(Records)
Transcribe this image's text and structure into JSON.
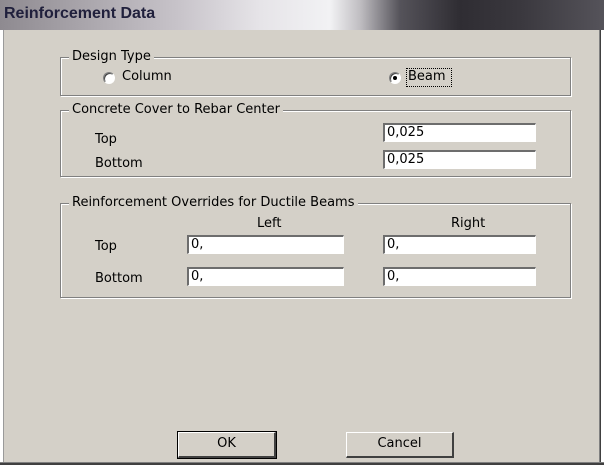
{
  "window": {
    "title": "Reinforcement Data"
  },
  "design_type": {
    "legend": "Design Type",
    "options": [
      {
        "label": "Column",
        "selected": false
      },
      {
        "label": "Beam",
        "selected": true
      }
    ]
  },
  "cover": {
    "legend": "Concrete Cover to Rebar Center",
    "top_label": "Top",
    "top_value": "0,025",
    "bottom_label": "Bottom",
    "bottom_value": "0,025"
  },
  "overrides": {
    "legend": "Reinforcement Overrides for Ductile Beams",
    "left_header": "Left",
    "right_header": "Right",
    "top_label": "Top",
    "top_left": "0,",
    "top_right": "0,",
    "bottom_label": "Bottom",
    "bottom_left": "0,",
    "bottom_right": "0,"
  },
  "buttons": {
    "ok": "OK",
    "cancel": "Cancel"
  }
}
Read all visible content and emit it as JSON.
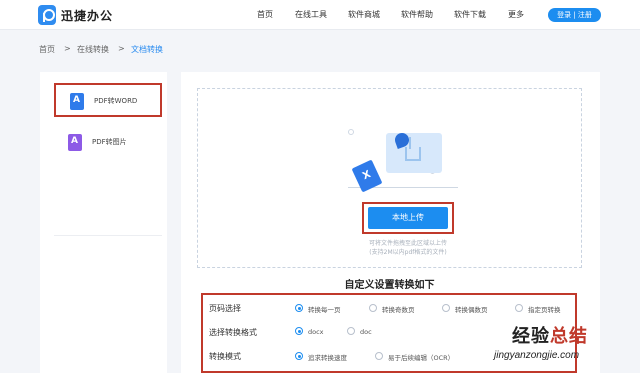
{
  "header": {
    "brand": "迅捷办公",
    "nav": [
      "首页",
      "在线工具",
      "软件商城",
      "软件帮助",
      "软件下载",
      "更多"
    ],
    "login_label": "登录 | 注册"
  },
  "breadcrumb": {
    "items": [
      "首页",
      ">",
      "在线转换",
      ">",
      "文档转换"
    ]
  },
  "sidebar": {
    "items": [
      {
        "label": "PDF转WORD"
      },
      {
        "label": "PDF转图片"
      }
    ]
  },
  "upload": {
    "button_label": "本地上传",
    "hint_line1": "可将文件拖拽至此区域以上传",
    "hint_line2": "(支持2M以内pdf格式的文件)"
  },
  "settings": {
    "title": "自定义设置转换如下",
    "rows": [
      {
        "label": "页码选择",
        "options": [
          "转换每一页",
          "转换奇数页",
          "转换偶数页",
          "指定页转换"
        ],
        "selected": 0
      },
      {
        "label": "选择转换格式",
        "options": [
          "docx",
          "doc"
        ],
        "selected": 0
      },
      {
        "label": "转换模式",
        "options": [
          "追求转换速度",
          "易于后续编辑（OCR）"
        ],
        "selected": 0
      }
    ]
  },
  "watermark": {
    "title_black": "经验",
    "title_red": "总结",
    "url": "jingyanzongjie.com"
  },
  "colors": {
    "accent": "#1c8df0",
    "highlight_border": "#c0392b",
    "background": "#f3f5f9"
  }
}
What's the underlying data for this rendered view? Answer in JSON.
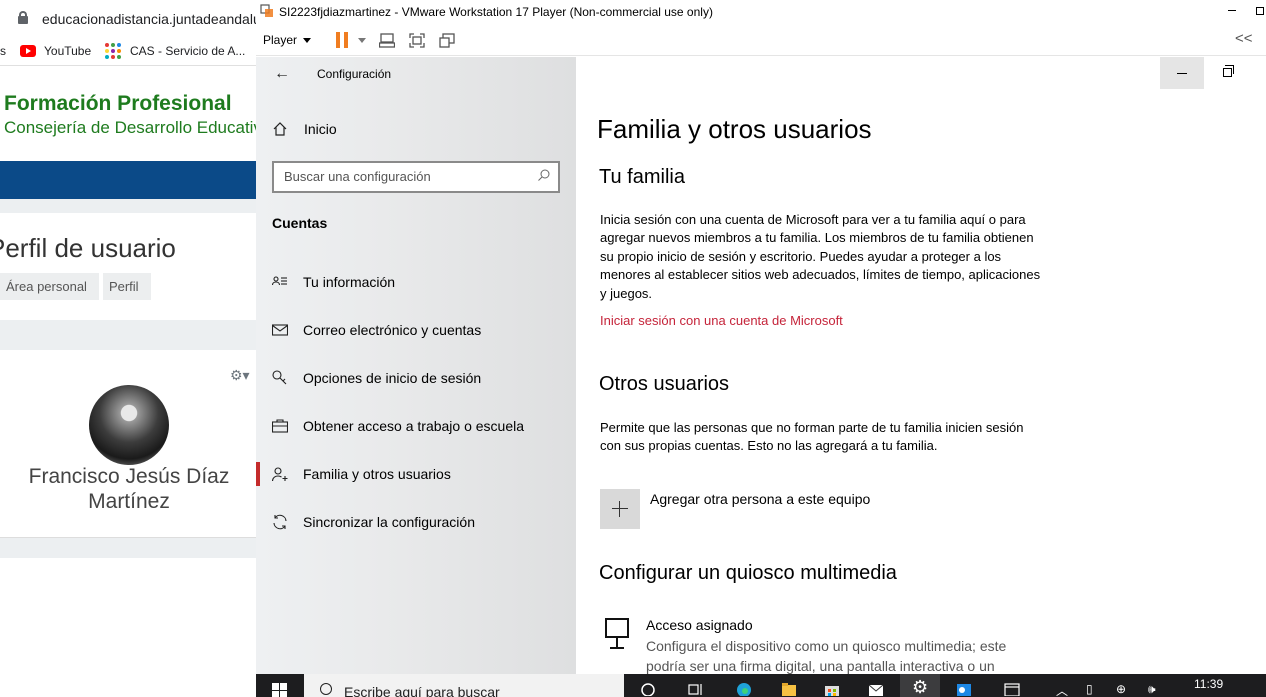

### Requirement:
What you return should match the records above word for word, minus the pictures.

### Solution to this task:
Transcribe this image's text and structure into JSON.
{
  "window": {
    "title": "Reinforcement Data"
  },
  "design_type": {
    "legend": "Design Type",
    "options": [
      {
        "label": "Column",
        "selected": false
      },
      {
        "label": "Beam",
        "selected": true
      }
    ]
  },
  "cover": {
    "legend": "Concrete Cover to Rebar Center",
    "top_label": "Top",
    "top_value": "0,025",
    "bottom_label": "Bottom",
    "bottom_value": "0,025"
  },
  "overrides": {
    "legend": "Reinforcement Overrides for Ductile Beams",
    "left_header": "Left",
    "right_header": "Right",
    "top_label": "Top",
    "top_left": "0,",
    "top_right": "0,",
    "bottom_label": "Bottom",
    "bottom_left": "0,",
    "bottom_right": "0,"
  },
  "buttons": {
    "ok": "OK",
    "cancel": "Cancel"
  }
}
Read all visible content and emit it as JSON.
{
  "header": {
    "brand": "迅捷办公",
    "nav": [
      "首页",
      "在线工具",
      "软件商城",
      "软件帮助",
      "软件下载",
      "更多"
    ],
    "login_label": "登录 | 注册"
  },
  "breadcrumb": {
    "items": [
      "首页",
      ">",
      "在线转换",
      ">",
      "文档转换"
    ]
  },
  "sidebar": {
    "items": [
      {
        "label": "PDF转WORD"
      },
      {
        "label": "PDF转图片"
      }
    ]
  },
  "upload": {
    "button_label": "本地上传",
    "hint_line1": "可将文件拖拽至此区域以上传",
    "hint_line2": "(支持2M以内pdf格式的文件)"
  },
  "settings": {
    "title": "自定义设置转换如下",
    "rows": [
      {
        "label": "页码选择",
        "options": [
          "转换每一页",
          "转换奇数页",
          "转换偶数页",
          "指定页转换"
        ],
        "selected": 0
      },
      {
        "label": "选择转换格式",
        "options": [
          "docx",
          "doc"
        ],
        "selected": 0
      },
      {
        "label": "转换模式",
        "options": [
          "追求转换速度",
          "易于后续编辑（OCR）"
        ],
        "selected": 0
      }
    ]
  },
  "watermark": {
    "title_black": "经验",
    "title_red": "总结",
    "url": "jingyanzongjie.com"
  },
  "colors": {
    "accent": "#1c8df0",
    "highlight_border": "#c0392b",
    "background": "#f3f5f9"
  }
}
What's the underlying data for this rendered view? Answer in JSON.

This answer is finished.